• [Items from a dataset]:
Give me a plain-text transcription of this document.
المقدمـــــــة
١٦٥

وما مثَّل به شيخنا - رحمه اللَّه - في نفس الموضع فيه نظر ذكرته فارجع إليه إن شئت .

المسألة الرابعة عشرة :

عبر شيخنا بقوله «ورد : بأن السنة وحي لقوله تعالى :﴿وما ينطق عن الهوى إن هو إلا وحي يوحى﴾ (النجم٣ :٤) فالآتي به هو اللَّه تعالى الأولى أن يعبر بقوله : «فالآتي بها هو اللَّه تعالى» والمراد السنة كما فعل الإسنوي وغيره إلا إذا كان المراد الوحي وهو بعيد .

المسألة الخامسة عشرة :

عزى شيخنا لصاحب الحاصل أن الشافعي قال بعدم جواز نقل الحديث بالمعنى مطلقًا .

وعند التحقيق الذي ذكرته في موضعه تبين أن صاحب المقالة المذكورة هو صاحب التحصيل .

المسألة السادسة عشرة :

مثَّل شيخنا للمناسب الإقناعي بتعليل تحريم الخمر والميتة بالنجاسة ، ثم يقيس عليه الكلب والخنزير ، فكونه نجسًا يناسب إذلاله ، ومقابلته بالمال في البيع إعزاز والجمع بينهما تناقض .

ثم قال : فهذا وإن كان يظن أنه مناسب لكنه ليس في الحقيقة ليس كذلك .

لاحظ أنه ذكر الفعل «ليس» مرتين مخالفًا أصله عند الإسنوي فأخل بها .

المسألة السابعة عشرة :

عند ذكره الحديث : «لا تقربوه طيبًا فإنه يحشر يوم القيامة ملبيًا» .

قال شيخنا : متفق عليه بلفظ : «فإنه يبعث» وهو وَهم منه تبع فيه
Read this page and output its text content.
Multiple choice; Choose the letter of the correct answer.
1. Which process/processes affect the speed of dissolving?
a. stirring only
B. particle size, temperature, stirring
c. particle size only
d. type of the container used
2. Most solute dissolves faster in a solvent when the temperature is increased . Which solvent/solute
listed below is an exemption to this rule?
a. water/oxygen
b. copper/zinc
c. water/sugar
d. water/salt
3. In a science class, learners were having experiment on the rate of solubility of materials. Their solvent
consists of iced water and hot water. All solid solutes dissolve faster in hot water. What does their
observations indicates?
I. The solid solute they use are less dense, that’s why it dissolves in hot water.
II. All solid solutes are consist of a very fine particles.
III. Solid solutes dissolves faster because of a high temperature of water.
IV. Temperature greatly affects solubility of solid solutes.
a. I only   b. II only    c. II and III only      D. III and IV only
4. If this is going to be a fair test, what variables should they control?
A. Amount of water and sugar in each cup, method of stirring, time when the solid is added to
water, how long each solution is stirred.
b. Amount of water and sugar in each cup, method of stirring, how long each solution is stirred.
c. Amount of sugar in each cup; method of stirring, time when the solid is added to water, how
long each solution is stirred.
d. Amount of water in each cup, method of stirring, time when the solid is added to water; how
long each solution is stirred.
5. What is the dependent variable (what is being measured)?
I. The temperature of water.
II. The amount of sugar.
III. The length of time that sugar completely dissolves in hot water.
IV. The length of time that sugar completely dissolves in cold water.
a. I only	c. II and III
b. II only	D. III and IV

• [WHAT THE TASK REQUIRES]: Copy out the whole listing exactly as written.

• [RESULT BELOW]:
Give me a plain-text transcription of this document.
المقدمـــــــة
١٦٥

وما مثَّل به شيخنا - رحمه اللَّه - في نفس الموضع فيه نظر ذكرته فارجع إليه إن شئت .

المسألة الرابعة عشرة :

عبر شيخنا بقوله «ورد : بأن السنة وحي لقوله تعالى :﴿وما ينطق عن الهوى إن هو إلا وحي يوحى﴾ (النجم٣ :٤) فالآتي به هو اللَّه تعالى الأولى أن يعبر بقوله : «فالآتي بها هو اللَّه تعالى» والمراد السنة كما فعل الإسنوي وغيره إلا إذا كان المراد الوحي وهو بعيد .

المسألة الخامسة عشرة :

عزى شيخنا لصاحب الحاصل أن الشافعي قال بعدم جواز نقل الحديث بالمعنى مطلقًا .

وعند التحقيق الذي ذكرته في موضعه تبين أن صاحب المقالة المذكورة هو صاحب التحصيل .

المسألة السادسة عشرة :

مثَّل شيخنا للمناسب الإقناعي بتعليل تحريم الخمر والميتة بالنجاسة ، ثم يقيس عليه الكلب والخنزير ، فكونه نجسًا يناسب إذلاله ، ومقابلته بالمال في البيع إعزاز والجمع بينهما تناقض .

ثم قال : فهذا وإن كان يظن أنه مناسب لكنه ليس في الحقيقة ليس كذلك .

لاحظ أنه ذكر الفعل «ليس» مرتين مخالفًا أصله عند الإسنوي فأخل بها .

المسألة السابعة عشرة :

عند ذكره الحديث : «لا تقربوه طيبًا فإنه يحشر يوم القيامة ملبيًا» .

قال شيخنا : متفق عليه بلفظ : «فإنه يبعث» وهو وَهم منه تبع فيه
Read this page and output its text content.
Multiple choice; Choose the letter of the correct answer.
1. Which process/processes affect the speed of dissolving?
a. stirring only
B. particle size, temperature, stirring
c. particle size only
d. type of the container used
2. Most solute dissolves faster in a solvent when the temperature is increased . Which solvent/solute
listed below is an exemption to this rule?
a. water/oxygen
b. copper/zinc
c. water/sugar
d. water/salt
3. In a science class, learners were having experiment on the rate of solubility of materials. Their solvent
consists of iced water and hot water. All solid solutes dissolve faster in hot water. What does their
observations indicates?
I. The solid solute they use are less dense, that’s why it dissolves in hot water.
II. All solid solutes are consist of a very fine particles.
III. Solid solutes dissolves faster because of a high temperature of water.
IV. Temperature greatly affects solubility of solid solutes.
a. I only   b. II only    c. II and III only      D. III and IV only
4. If this is going to be a fair test, what variables should they control?
A. Amount of water and sugar in each cup, method of stirring, time when the solid is added to
water, how long each solution is stirred.
b. Amount of water and sugar in each cup, method of stirring, how long each solution is stirred.
c. Amount of sugar in each cup; method of stirring, time when the solid is added to water, how
long each solution is stirred.
d. Amount of water in each cup, method of stirring, time when the solid is added to water; how
long each solution is stirred.
5. What is the dependent variable (what is being measured)?
I. The temperature of water.
II. The amount of sugar.
III. The length of time that sugar completely dissolves in hot water.
IV. The length of time that sugar completely dissolves in cold water.
a. I only	c. II and III
b. II only	D. III and IV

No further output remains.